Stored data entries
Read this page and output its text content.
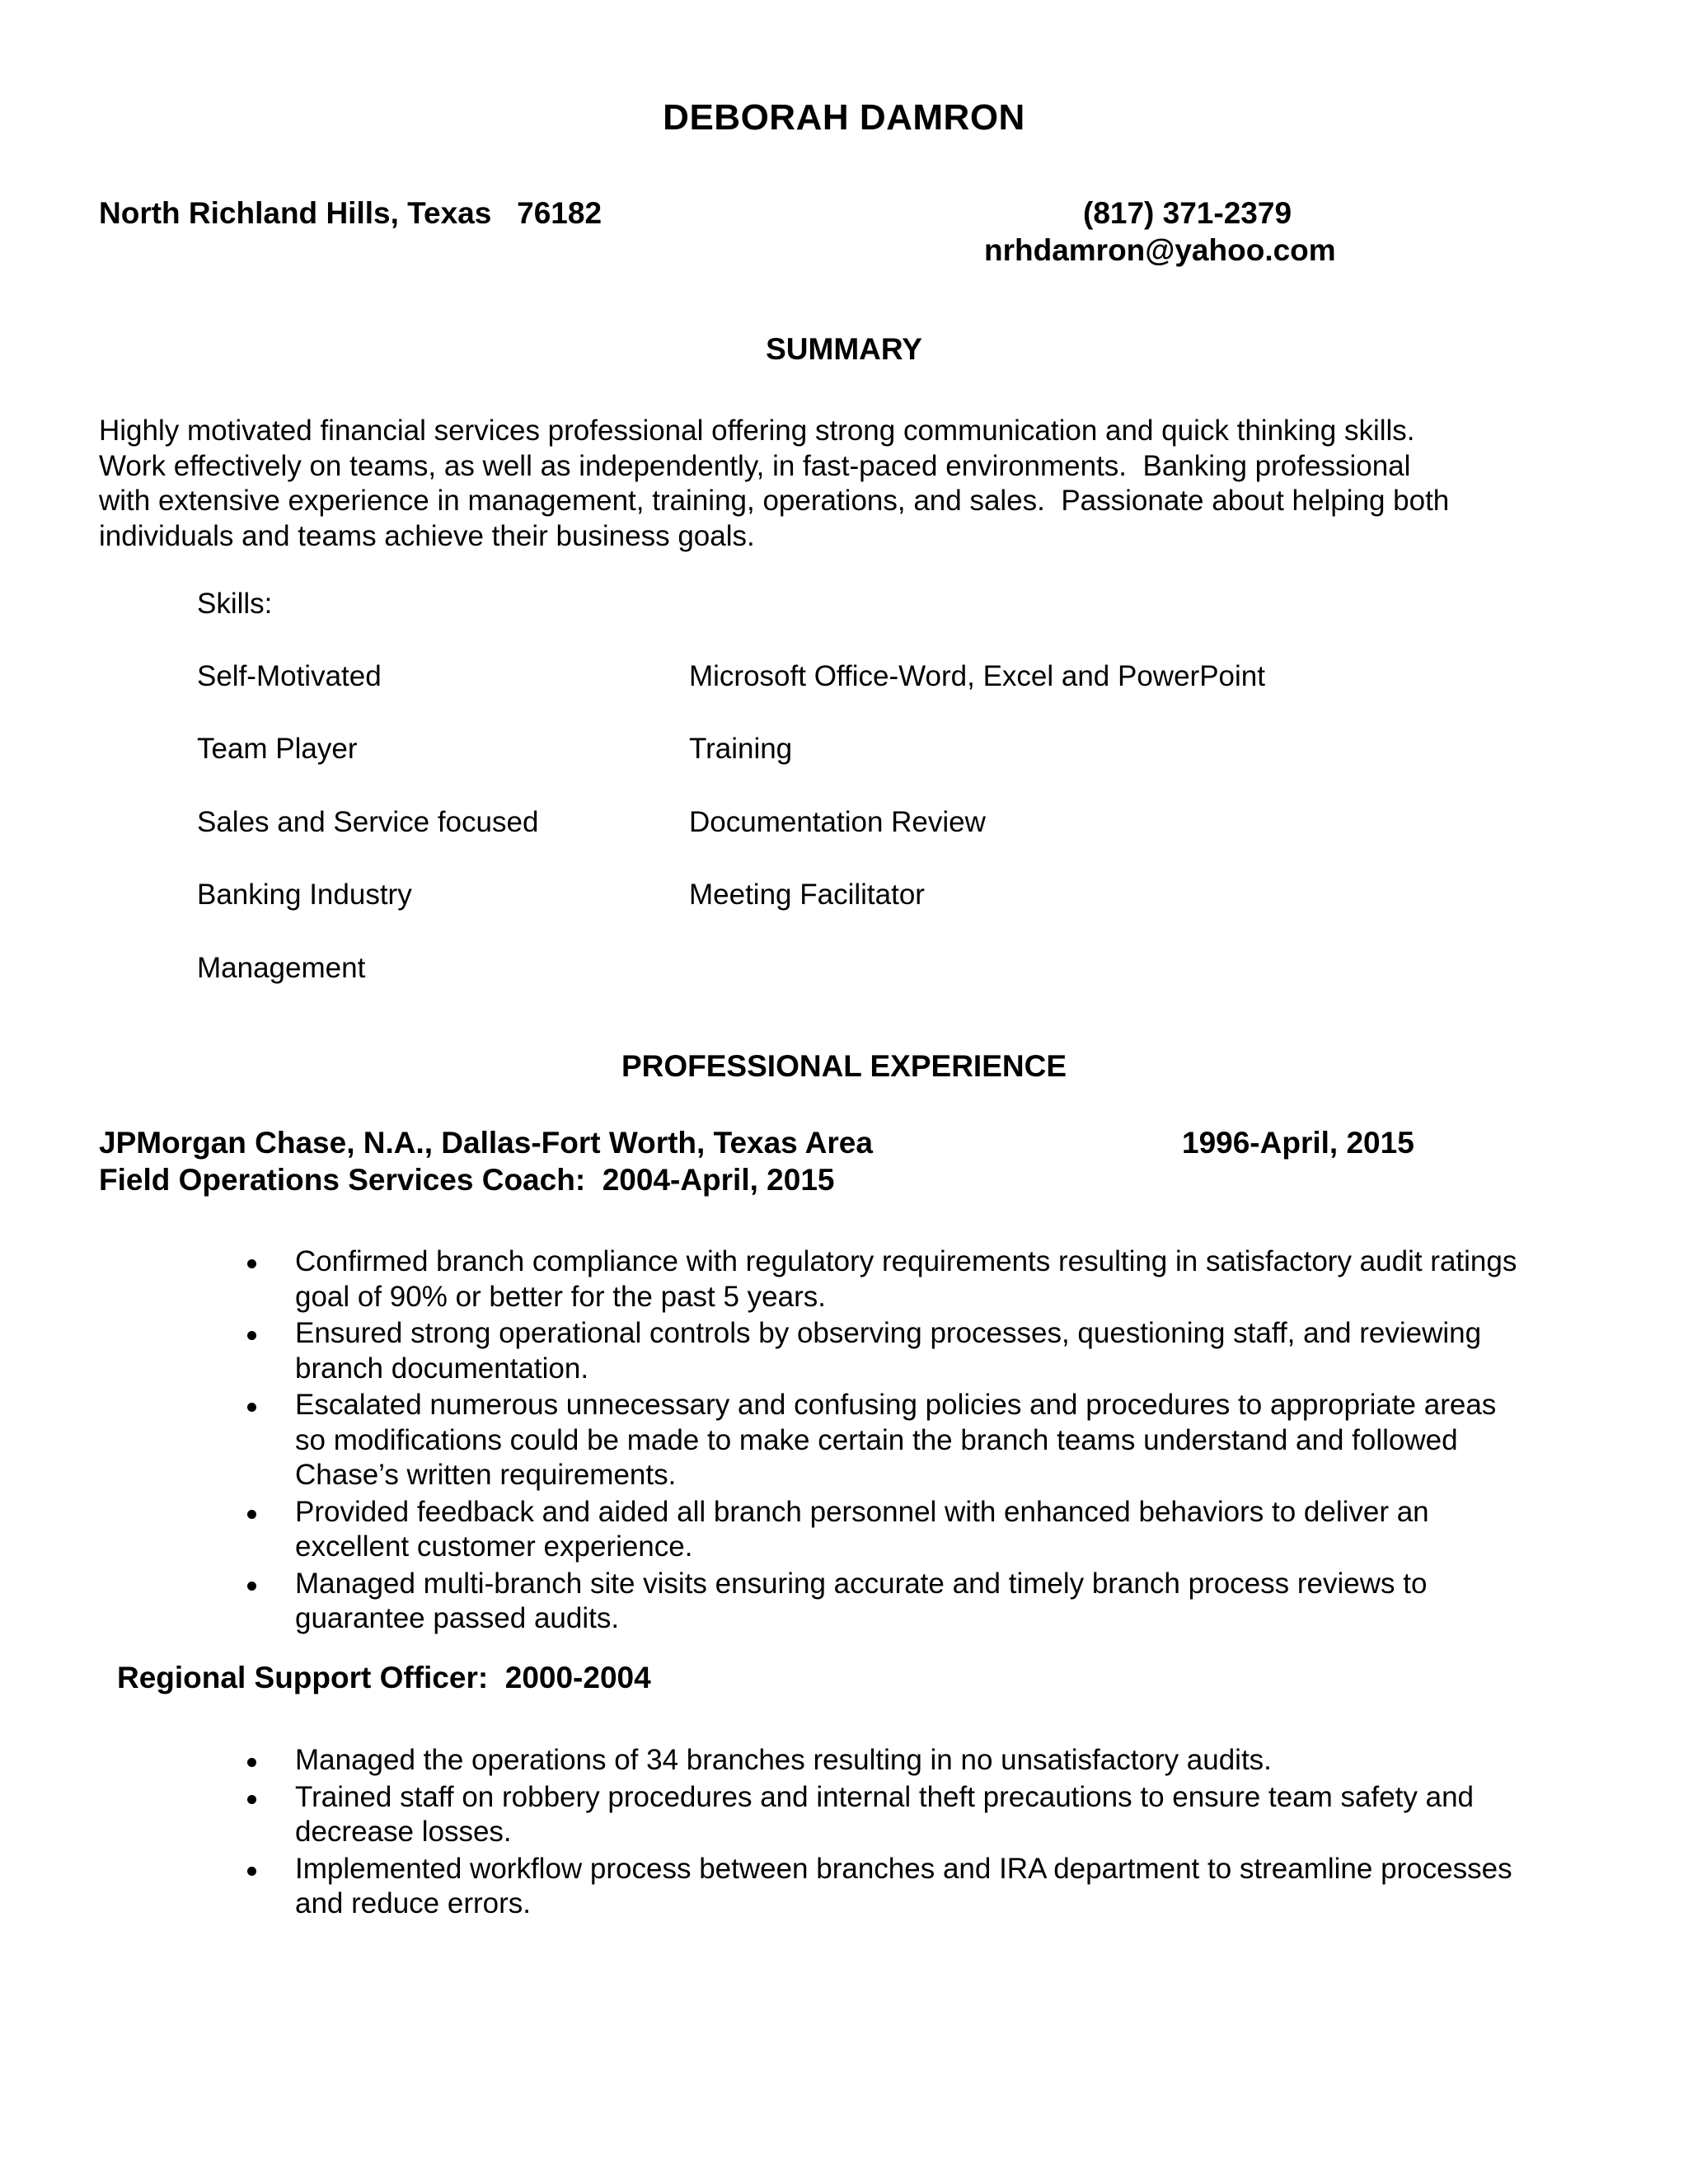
DEBORAH DAMRON
North Richland Hills, Texas   76182	(817) 371-2379
nrhdamron@yahoo.com
SUMMARY
Highly motivated financial services professional offering strong communication and quick thinking skills.
Work effectively on teams, as well as independently, in fast-paced environments.  Banking professional
with extensive experience in management, training, operations, and sales.  Passionate about helping both
individuals and teams achieve their business goals.
Skills:
Self-Motivated
Team Player
Sales and Service focused
Banking Industry
Management
Microsoft Office-Word, Excel and PowerPoint
Training
Documentation Review
Meeting Facilitator
PROFESSIONAL EXPERIENCE
JPMorgan Chase, N.A., Dallas-Fort Worth, Texas Area	1996-April, 2015
Field Operations Services Coach:  2004-April, 2015
Confirmed branch compliance with regulatory requirements resulting in satisfactory audit ratings
goal of 90% or better for the past 5 years.
Ensured strong operational controls by observing processes, questioning staff, and reviewing
branch documentation.
Escalated numerous unnecessary and confusing policies and procedures to appropriate areas
so modifications could be made to make certain the branch teams understand and followed
Chase’s written requirements.
Provided feedback and aided all branch personnel with enhanced behaviors to deliver an
excellent customer experience.
Managed multi-branch site visits ensuring accurate and timely branch process reviews to
guarantee passed audits.
Regional Support Officer:  2000-2004
Managed the operations of 34 branches resulting in no unsatisfactory audits.
Trained staff on robbery procedures and internal theft precautions to ensure team safety and
decrease losses.
Implemented workflow process between branches and IRA department to streamline processes
and reduce errors.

● **Problem to work on**:
Report each line in the data that holds the word "April".

● **Full response**:
JPMorgan Chase, N.A., Dallas-Fort Worth, Texas Area	1996-April, 2015
Field Operations Services Coach:  2004-April, 2015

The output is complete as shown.